Figure contents as structured data

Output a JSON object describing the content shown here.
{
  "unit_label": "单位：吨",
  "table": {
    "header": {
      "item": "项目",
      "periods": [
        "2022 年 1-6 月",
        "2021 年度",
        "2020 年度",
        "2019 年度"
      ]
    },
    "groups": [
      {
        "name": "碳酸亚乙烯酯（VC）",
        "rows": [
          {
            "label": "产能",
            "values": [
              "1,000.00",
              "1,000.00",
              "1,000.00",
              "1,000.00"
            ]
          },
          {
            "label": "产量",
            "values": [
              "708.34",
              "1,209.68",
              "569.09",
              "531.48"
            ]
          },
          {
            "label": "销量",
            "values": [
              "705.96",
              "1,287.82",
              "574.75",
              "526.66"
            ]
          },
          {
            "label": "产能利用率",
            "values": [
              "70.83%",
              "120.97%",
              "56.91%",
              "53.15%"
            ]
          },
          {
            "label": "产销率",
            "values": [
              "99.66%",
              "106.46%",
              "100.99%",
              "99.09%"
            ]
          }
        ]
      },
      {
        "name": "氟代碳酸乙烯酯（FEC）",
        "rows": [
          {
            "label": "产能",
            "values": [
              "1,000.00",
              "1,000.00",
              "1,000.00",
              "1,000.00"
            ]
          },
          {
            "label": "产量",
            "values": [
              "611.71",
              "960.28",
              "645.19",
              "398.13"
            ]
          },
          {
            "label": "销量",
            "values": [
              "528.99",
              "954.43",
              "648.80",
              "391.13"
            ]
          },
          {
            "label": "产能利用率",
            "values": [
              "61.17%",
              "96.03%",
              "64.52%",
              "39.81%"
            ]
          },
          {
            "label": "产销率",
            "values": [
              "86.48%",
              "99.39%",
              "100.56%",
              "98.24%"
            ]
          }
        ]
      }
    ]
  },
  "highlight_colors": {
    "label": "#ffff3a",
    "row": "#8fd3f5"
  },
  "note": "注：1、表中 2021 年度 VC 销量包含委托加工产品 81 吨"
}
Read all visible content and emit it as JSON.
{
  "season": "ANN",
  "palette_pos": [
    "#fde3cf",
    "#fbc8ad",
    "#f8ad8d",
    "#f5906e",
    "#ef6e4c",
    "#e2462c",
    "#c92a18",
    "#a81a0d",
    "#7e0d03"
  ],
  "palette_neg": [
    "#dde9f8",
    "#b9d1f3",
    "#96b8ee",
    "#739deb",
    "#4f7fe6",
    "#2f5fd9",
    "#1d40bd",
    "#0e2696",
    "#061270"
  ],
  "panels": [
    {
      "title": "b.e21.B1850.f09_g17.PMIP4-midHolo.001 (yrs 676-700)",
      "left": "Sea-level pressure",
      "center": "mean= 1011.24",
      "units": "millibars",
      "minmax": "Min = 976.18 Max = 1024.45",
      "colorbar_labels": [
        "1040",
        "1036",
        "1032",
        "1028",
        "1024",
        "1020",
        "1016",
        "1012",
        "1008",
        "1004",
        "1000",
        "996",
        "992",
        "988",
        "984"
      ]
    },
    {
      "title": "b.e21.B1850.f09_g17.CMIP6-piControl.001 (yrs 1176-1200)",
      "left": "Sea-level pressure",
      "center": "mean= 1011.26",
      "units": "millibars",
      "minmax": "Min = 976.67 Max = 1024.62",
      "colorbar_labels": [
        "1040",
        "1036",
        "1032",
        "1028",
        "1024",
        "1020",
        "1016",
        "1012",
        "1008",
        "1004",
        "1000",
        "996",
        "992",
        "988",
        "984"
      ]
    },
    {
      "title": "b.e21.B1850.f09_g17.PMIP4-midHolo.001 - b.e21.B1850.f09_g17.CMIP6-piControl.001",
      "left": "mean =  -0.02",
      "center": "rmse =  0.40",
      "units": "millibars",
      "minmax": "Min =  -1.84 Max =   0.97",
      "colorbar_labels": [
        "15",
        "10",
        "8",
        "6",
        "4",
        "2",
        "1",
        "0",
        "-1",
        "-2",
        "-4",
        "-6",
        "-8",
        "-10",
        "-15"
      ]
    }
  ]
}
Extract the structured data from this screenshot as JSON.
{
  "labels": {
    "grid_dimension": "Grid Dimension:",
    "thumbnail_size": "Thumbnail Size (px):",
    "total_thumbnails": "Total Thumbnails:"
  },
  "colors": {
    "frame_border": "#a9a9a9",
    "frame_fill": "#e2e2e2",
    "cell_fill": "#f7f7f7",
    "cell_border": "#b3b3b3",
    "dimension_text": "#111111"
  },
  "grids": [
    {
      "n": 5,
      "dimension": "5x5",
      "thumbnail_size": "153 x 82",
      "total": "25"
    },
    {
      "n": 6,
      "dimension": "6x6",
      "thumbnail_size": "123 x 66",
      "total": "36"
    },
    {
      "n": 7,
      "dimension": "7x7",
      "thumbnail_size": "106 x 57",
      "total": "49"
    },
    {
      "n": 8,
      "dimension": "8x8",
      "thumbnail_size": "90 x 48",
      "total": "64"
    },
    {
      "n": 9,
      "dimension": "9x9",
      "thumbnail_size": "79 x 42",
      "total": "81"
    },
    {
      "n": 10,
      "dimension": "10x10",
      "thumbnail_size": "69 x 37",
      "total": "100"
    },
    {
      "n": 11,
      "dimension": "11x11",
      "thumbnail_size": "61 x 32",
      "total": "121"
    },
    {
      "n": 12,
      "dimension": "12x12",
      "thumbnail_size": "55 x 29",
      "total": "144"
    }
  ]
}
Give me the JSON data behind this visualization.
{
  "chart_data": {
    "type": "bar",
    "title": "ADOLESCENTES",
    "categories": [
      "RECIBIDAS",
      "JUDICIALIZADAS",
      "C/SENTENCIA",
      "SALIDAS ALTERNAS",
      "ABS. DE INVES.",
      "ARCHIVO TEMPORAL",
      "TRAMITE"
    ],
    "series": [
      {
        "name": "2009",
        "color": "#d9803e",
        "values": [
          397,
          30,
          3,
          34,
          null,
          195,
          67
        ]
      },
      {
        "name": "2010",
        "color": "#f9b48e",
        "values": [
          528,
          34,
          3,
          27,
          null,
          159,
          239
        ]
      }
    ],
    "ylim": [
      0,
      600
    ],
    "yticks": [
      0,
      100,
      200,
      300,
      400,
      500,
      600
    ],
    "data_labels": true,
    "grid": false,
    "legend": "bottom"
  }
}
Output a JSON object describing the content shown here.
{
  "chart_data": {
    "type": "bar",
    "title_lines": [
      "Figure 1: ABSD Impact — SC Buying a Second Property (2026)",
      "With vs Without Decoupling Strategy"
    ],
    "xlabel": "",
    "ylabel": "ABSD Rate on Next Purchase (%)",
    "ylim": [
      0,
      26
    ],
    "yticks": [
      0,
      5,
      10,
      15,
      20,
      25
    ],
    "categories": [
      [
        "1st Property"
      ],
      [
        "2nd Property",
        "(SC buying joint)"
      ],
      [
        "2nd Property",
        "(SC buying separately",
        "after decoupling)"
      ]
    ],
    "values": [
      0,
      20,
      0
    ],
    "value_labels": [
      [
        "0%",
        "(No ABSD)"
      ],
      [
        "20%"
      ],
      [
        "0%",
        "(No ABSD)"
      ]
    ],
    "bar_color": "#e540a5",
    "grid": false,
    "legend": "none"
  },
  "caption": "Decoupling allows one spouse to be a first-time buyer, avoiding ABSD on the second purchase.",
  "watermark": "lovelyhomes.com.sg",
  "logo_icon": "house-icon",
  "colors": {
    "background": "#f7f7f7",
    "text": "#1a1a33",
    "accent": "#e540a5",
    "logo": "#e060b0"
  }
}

Challenge = Print every record above exactly as written.

Solution =
Output a JSON object describing the content shown here.
{
  "unit_label": "单位：吨",
  "table": {
    "header": {
      "item": "项目",
      "periods": [
        "2022 年 1-6 月",
        "2021 年度",
        "2020 年度",
        "2019 年度"
      ]
    },
    "groups": [
      {
        "name": "碳酸亚乙烯酯（VC）",
        "rows": [
          {
            "label": "产能",
            "values": [
              "1,000.00",
              "1,000.00",
              "1,000.00",
              "1,000.00"
            ]
          },
          {
            "label": "产量",
            "values": [
              "708.34",
              "1,209.68",
              "569.09",
              "531.48"
            ]
          },
          {
            "label": "销量",
            "values": [
              "705.96",
              "1,287.82",
              "574.75",
              "526.66"
            ]
          },
          {
            "label": "产能利用率",
            "values": [
              "70.83%",
              "120.97%",
              "56.91%",
              "53.15%"
            ]
          },
          {
            "label": "产销率",
            "values": [
              "99.66%",
              "106.46%",
              "100.99%",
              "99.09%"
            ]
          }
        ]
      },
      {
        "name": "氟代碳酸乙烯酯（FEC）",
        "rows": [
          {
            "label": "产能",
            "values": [
              "1,000.00",
              "1,000.00",
              "1,000.00",
              "1,000.00"
            ]
          },
          {
            "label": "产量",
            "values": [
              "611.71",
              "960.28",
              "645.19",
              "398.13"
            ]
          },
          {
            "label": "销量",
            "values": [
              "528.99",
              "954.43",
              "648.80",
              "391.13"
            ]
          },
          {
            "label": "产能利用率",
            "values": [
              "61.17%",
              "96.03%",
              "64.52%",
              "39.81%"
            ]
          },
          {
            "label": "产销率",
            "values": [
              "86.48%",
              "99.39%",
              "100.56%",
              "98.24%"
            ]
          }
        ]
      }
    ]
  },
  "highlight_colors": {
    "label": "#ffff3a",
    "row": "#8fd3f5"
  },
  "note": "注：1、表中 2021 年度 VC 销量包含委托加工产品 81 吨"
}
Read all visible content and emit it as JSON.
{
  "season": "ANN",
  "palette_pos": [
    "#fde3cf",
    "#fbc8ad",
    "#f8ad8d",
    "#f5906e",
    "#ef6e4c",
    "#e2462c",
    "#c92a18",
    "#a81a0d",
    "#7e0d03"
  ],
  "palette_neg": [
    "#dde9f8",
    "#b9d1f3",
    "#96b8ee",
    "#739deb",
    "#4f7fe6",
    "#2f5fd9",
    "#1d40bd",
    "#0e2696",
    "#061270"
  ],
  "panels": [
    {
      "title": "b.e21.B1850.f09_g17.PMIP4-midHolo.001 (yrs 676-700)",
      "left": "Sea-level pressure",
      "center": "mean= 1011.24",
      "units": "millibars",
      "minmax": "Min = 976.18 Max = 1024.45",
      "colorbar_labels": [
        "1040",
        "1036",
        "1032",
        "1028",
        "1024",
        "1020",
        "1016",
        "1012",
        "1008",
        "1004",
        "1000",
        "996",
        "992",
        "988",
        "984"
      ]
    },
    {
      "title": "b.e21.B1850.f09_g17.CMIP6-piControl.001 (yrs 1176-1200)",
      "left": "Sea-level pressure",
      "center": "mean= 1011.26",
      "units": "millibars",
      "minmax": "Min = 976.67 Max = 1024.62",
      "colorbar_labels": [
        "1040",
        "1036",
        "1032",
        "1028",
        "1024",
        "1020",
        "1016",
        "1012",
        "1008",
        "1004",
        "1000",
        "996",
        "992",
        "988",
        "984"
      ]
    },
    {
      "title": "b.e21.B1850.f09_g17.PMIP4-midHolo.001 - b.e21.B1850.f09_g17.CMIP6-piControl.001",
      "left": "mean =  -0.02",
      "center": "rmse =  0.40",
      "units": "millibars",
      "minmax": "Min =  -1.84 Max =   0.97",
      "colorbar_labels": [
        "15",
        "10",
        "8",
        "6",
        "4",
        "2",
        "1",
        "0",
        "-1",
        "-2",
        "-4",
        "-6",
        "-8",
        "-10",
        "-15"
      ]
    }
  ]
}
Extract the structured data from this screenshot as JSON.
{
  "labels": {
    "grid_dimension": "Grid Dimension:",
    "thumbnail_size": "Thumbnail Size (px):",
    "total_thumbnails": "Total Thumbnails:"
  },
  "colors": {
    "frame_border": "#a9a9a9",
    "frame_fill": "#e2e2e2",
    "cell_fill": "#f7f7f7",
    "cell_border": "#b3b3b3",
    "dimension_text": "#111111"
  },
  "grids": [
    {
      "n": 5,
      "dimension": "5x5",
      "thumbnail_size": "153 x 82",
      "total": "25"
    },
    {
      "n": 6,
      "dimension": "6x6",
      "thumbnail_size": "123 x 66",
      "total": "36"
    },
    {
      "n": 7,
      "dimension": "7x7",
      "thumbnail_size": "106 x 57",
      "total": "49"
    },
    {
      "n": 8,
      "dimension": "8x8",
      "thumbnail_size": "90 x 48",
      "total": "64"
    },
    {
      "n": 9,
      "dimension": "9x9",
      "thumbnail_size": "79 x 42",
      "total": "81"
    },
    {
      "n": 10,
      "dimension": "10x10",
      "thumbnail_size": "69 x 37",
      "total": "100"
    },
    {
      "n": 11,
      "dimension": "11x11",
      "thumbnail_size": "61 x 32",
      "total": "121"
    },
    {
      "n": 12,
      "dimension": "12x12",
      "thumbnail_size": "55 x 29",
      "total": "144"
    }
  ]
}
Give me the JSON data behind this visualization.
{
  "chart_data": {
    "type": "bar",
    "title": "ADOLESCENTES",
    "categories": [
      "RECIBIDAS",
      "JUDICIALIZADAS",
      "C/SENTENCIA",
      "SALIDAS ALTERNAS",
      "ABS. DE INVES.",
      "ARCHIVO TEMPORAL",
      "TRAMITE"
    ],
    "series": [
      {
        "name": "2009",
        "color": "#d9803e",
        "values": [
          397,
          30,
          3,
          34,
          null,
          195,
          67
        ]
      },
      {
        "name": "2010",
        "color": "#f9b48e",
        "values": [
          528,
          34,
          3,
          27,
          null,
          159,
          239
        ]
      }
    ],
    "ylim": [
      0,
      600
    ],
    "yticks": [
      0,
      100,
      200,
      300,
      400,
      500,
      600
    ],
    "data_labels": true,
    "grid": false,
    "legend": "bottom"
  }
}
Output a JSON object describing the content shown here.
{
  "chart_data": {
    "type": "bar",
    "title_lines": [
      "Figure 1: ABSD Impact — SC Buying a Second Property (2026)",
      "With vs Without Decoupling Strategy"
    ],
    "xlabel": "",
    "ylabel": "ABSD Rate on Next Purchase (%)",
    "ylim": [
      0,
      26
    ],
    "yticks": [
      0,
      5,
      10,
      15,
      20,
      25
    ],
    "categories": [
      [
        "1st Property"
      ],
      [
        "2nd Property",
        "(SC buying joint)"
      ],
      [
        "2nd Property",
        "(SC buying separately",
        "after decoupling)"
      ]
    ],
    "values": [
      0,
      20,
      0
    ],
    "value_labels": [
      [
        "0%",
        "(No ABSD)"
      ],
      [
        "20%"
      ],
      [
        "0%",
        "(No ABSD)"
      ]
    ],
    "bar_color": "#e540a5",
    "grid": false,
    "legend": "none"
  },
  "caption": "Decoupling allows one spouse to be a first-time buyer, avoiding ABSD on the second purchase.",
  "watermark": "lovelyhomes.com.sg",
  "logo_icon": "house-icon",
  "colors": {
    "background": "#f7f7f7",
    "text": "#1a1a33",
    "accent": "#e540a5",
    "logo": "#e060b0"
  }
}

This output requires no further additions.